== Exercise aim ==
In this exercise, reproduce all the entries that follow exactly.

Saved data entries
[Start]

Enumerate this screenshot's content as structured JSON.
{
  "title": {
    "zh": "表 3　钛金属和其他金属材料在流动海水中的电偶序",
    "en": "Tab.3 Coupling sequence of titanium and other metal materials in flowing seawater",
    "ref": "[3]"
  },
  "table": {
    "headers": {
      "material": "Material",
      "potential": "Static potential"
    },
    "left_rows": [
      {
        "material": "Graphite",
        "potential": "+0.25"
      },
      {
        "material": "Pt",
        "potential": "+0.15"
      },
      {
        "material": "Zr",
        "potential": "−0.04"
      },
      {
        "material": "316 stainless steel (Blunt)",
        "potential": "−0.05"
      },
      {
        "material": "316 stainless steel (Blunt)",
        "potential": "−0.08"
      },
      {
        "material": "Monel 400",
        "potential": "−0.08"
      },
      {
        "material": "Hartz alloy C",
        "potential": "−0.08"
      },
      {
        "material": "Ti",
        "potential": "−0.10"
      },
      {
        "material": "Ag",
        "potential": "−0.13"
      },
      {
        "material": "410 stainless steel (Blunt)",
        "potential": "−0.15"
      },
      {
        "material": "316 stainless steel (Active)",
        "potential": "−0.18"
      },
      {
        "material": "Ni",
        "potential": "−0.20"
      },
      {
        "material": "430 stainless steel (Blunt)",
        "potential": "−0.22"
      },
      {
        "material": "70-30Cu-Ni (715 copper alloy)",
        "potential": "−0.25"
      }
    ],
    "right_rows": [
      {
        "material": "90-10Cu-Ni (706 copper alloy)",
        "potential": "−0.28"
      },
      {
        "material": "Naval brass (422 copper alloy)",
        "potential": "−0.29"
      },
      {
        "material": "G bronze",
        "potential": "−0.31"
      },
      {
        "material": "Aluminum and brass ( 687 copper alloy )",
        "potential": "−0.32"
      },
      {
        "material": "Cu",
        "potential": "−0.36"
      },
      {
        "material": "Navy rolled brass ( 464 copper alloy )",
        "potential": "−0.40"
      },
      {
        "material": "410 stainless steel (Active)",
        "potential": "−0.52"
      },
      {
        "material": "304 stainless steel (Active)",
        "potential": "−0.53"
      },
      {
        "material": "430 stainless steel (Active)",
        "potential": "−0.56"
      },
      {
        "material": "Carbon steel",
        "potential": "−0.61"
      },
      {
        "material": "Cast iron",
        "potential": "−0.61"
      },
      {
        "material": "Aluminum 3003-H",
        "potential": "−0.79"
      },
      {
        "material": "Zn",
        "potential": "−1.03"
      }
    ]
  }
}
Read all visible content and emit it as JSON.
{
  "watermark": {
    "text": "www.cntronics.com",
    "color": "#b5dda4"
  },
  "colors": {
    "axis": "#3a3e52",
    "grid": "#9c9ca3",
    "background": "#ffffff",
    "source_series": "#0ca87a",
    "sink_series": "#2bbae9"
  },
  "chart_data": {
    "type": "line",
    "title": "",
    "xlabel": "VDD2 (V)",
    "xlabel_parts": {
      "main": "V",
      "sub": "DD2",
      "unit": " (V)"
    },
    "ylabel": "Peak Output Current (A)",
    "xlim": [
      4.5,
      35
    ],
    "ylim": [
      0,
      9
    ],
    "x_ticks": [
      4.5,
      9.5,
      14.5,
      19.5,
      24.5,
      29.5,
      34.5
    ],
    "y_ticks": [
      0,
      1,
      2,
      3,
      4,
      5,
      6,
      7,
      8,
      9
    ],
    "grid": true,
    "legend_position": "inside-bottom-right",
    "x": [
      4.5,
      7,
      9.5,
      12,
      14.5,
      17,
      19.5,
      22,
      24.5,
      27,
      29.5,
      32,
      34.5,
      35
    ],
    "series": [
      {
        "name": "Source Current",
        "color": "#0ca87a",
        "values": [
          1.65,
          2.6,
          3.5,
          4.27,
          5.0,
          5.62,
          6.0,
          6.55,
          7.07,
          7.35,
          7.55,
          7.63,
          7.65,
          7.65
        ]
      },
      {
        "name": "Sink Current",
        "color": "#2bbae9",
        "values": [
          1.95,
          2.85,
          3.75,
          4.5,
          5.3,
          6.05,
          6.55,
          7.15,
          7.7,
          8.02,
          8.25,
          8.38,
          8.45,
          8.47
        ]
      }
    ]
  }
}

[End]

== Task response ==
Enumerate this screenshot's content as structured JSON.
{
  "title": {
    "zh": "表 3　钛金属和其他金属材料在流动海水中的电偶序",
    "en": "Tab.3 Coupling sequence of titanium and other metal materials in flowing seawater",
    "ref": "[3]"
  },
  "table": {
    "headers": {
      "material": "Material",
      "potential": "Static potential"
    },
    "left_rows": [
      {
        "material": "Graphite",
        "potential": "+0.25"
      },
      {
        "material": "Pt",
        "potential": "+0.15"
      },
      {
        "material": "Zr",
        "potential": "−0.04"
      },
      {
        "material": "316 stainless steel (Blunt)",
        "potential": "−0.05"
      },
      {
        "material": "316 stainless steel (Blunt)",
        "potential": "−0.08"
      },
      {
        "material": "Monel 400",
        "potential": "−0.08"
      },
      {
        "material": "Hartz alloy C",
        "potential": "−0.08"
      },
      {
        "material": "Ti",
        "potential": "−0.10"
      },
      {
        "material": "Ag",
        "potential": "−0.13"
      },
      {
        "material": "410 stainless steel (Blunt)",
        "potential": "−0.15"
      },
      {
        "material": "316 stainless steel (Active)",
        "potential": "−0.18"
      },
      {
        "material": "Ni",
        "potential": "−0.20"
      },
      {
        "material": "430 stainless steel (Blunt)",
        "potential": "−0.22"
      },
      {
        "material": "70-30Cu-Ni (715 copper alloy)",
        "potential": "−0.25"
      }
    ],
    "right_rows": [
      {
        "material": "90-10Cu-Ni (706 copper alloy)",
        "potential": "−0.28"
      },
      {
        "material": "Naval brass (422 copper alloy)",
        "potential": "−0.29"
      },
      {
        "material": "G bronze",
        "potential": "−0.31"
      },
      {
        "material": "Aluminum and brass ( 687 copper alloy )",
        "potential": "−0.32"
      },
      {
        "material": "Cu",
        "potential": "−0.36"
      },
      {
        "material": "Navy rolled brass ( 464 copper alloy )",
        "potential": "−0.40"
      },
      {
        "material": "410 stainless steel (Active)",
        "potential": "−0.52"
      },
      {
        "material": "304 stainless steel (Active)",
        "potential": "−0.53"
      },
      {
        "material": "430 stainless steel (Active)",
        "potential": "−0.56"
      },
      {
        "material": "Carbon steel",
        "potential": "−0.61"
      },
      {
        "material": "Cast iron",
        "potential": "−0.61"
      },
      {
        "material": "Aluminum 3003-H",
        "potential": "−0.79"
      },
      {
        "material": "Zn",
        "potential": "−1.03"
      }
    ]
  }
}
Read all visible content and emit it as JSON.
{
  "watermark": {
    "text": "www.cntronics.com",
    "color": "#b5dda4"
  },
  "colors": {
    "axis": "#3a3e52",
    "grid": "#9c9ca3",
    "background": "#ffffff",
    "source_series": "#0ca87a",
    "sink_series": "#2bbae9"
  },
  "chart_data": {
    "type": "line",
    "title": "",
    "xlabel": "VDD2 (V)",
    "xlabel_parts": {
      "main": "V",
      "sub": "DD2",
      "unit": " (V)"
    },
    "ylabel": "Peak Output Current (A)",
    "xlim": [
      4.5,
      35
    ],
    "ylim": [
      0,
      9
    ],
    "x_ticks": [
      4.5,
      9.5,
      14.5,
      19.5,
      24.5,
      29.5,
      34.5
    ],
    "y_ticks": [
      0,
      1,
      2,
      3,
      4,
      5,
      6,
      7,
      8,
      9
    ],
    "grid": true,
    "legend_position": "inside-bottom-right",
    "x": [
      4.5,
      7,
      9.5,
      12,
      14.5,
      17,
      19.5,
      22,
      24.5,
      27,
      29.5,
      32,
      34.5,
      35
    ],
    "series": [
      {
        "name": "Source Current",
        "color": "#0ca87a",
        "values": [
          1.65,
          2.6,
          3.5,
          4.27,
          5.0,
          5.62,
          6.0,
          6.55,
          7.07,
          7.35,
          7.55,
          7.63,
          7.65,
          7.65
        ]
      },
      {
        "name": "Sink Current",
        "color": "#2bbae9",
        "values": [
          1.95,
          2.85,
          3.75,
          4.5,
          5.3,
          6.05,
          6.55,
          7.15,
          7.7,
          8.02,
          8.25,
          8.38,
          8.45,
          8.47
        ]
      }
    ]
  }
}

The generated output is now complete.